■ The task ■
Reproduce each line that includes the word "территорий".
____
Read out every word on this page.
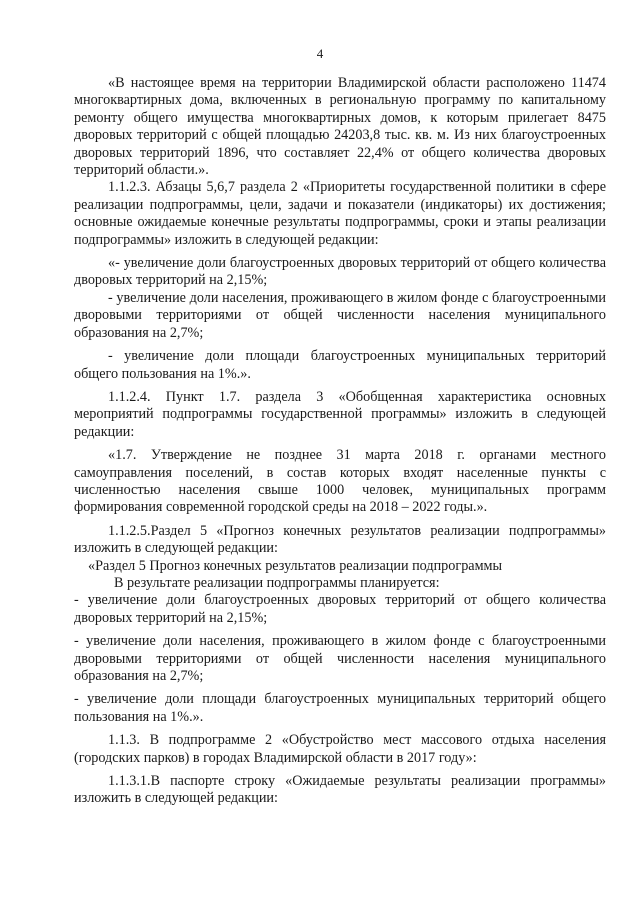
4

«В настоящее время на территории Владимирской области расположено 11474 многоквартирных дома, включенных в региональную программу по капитальному ремонту общего имущества многоквартирных домов, к которым прилегает 8475 дворовых территорий с общей площадью 24203,8 тыс. кв. м. Из них благоустроенных дворовых территорий 1896, что составляет 22,4% от общего количества дворовых территорий области.».

1.1.2.3. Абзацы 5,6,7 раздела 2 «Приоритеты государственной политики в сфере реализации подпрограммы, цели, задачи и показатели (индикаторы) их достижения; основные ожидаемые конечные результаты подпрограммы, сроки и этапы реализации подпрограммы» изложить в следующей редакции:

«- увеличение доли благоустроенных дворовых территорий от общего количества дворовых территорий на 2,15%;

- увеличение доли населения, проживающего в жилом фонде с благоустроенными дворовыми территориями от общей численности населения муниципального образования на 2,7%;

- увеличение доли площади благоустроенных муниципальных территорий общего пользования на 1%.».

1.1.2.4. Пункт 1.7. раздела 3 «Обобщенная характеристика основных мероприятий подпрограммы государственной программы» изложить в следующей редакции:

«1.7. Утверждение не позднее 31 марта 2018 г. органами местного самоуправления поселений, в состав которых входят населенные пункты с численностью населения свыше 1000 человек, муниципальных программ формирования современной городской среды на 2018 – 2022 годы.».

1.1.2.5.Раздел 5 «Прогноз конечных результатов реализации подпрограммы» изложить в следующей редакции:

«Раздел 5 Прогноз конечных результатов реализации подпрограммы

В результате реализации подпрограммы планируется:

- увеличение доли благоустроенных дворовых территорий от общего количества дворовых территорий на 2,15%;

- увеличение доли населения, проживающего в жилом фонде с благоустроенными дворовыми территориями от общей численности населения муниципального образования на 2,7%;

- увеличение доли площади благоустроенных муниципальных территорий общего пользования на 1%.».

1.1.3. В подпрограмме 2 «Обустройство мест массового отдыха населения (городских парков) в городах Владимирской области в 2017 году»:

1.1.3.1.В паспорте строку «Ожидаемые результаты реализации программы» изложить в следующей редакции:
____
■ Solution to this task ■
«В настоящее время на территории Владимирской области расположено 11474 многоквартирных дома, включенных в региональную программу по капитальному ремонту общего имущества многоквартирных домов, к которым прилегает 8475 дворовых территорий с общей площадью 24203,8 тыс. кв. м. Из них благоустроенных дворовых территорий 1896, что составляет 22,4% от общего количества дворовых территорий области.».
«- увеличение доли благоустроенных дворовых территорий от общего количества дворовых территорий на 2,15%;
- увеличение доли площади благоустроенных муниципальных территорий общего пользования на 1%.».
- увеличение доли благоустроенных дворовых территорий от общего количества дворовых территорий на 2,15%;
- увеличение доли площади благоустроенных муниципальных территорий общего пользования на 1%.».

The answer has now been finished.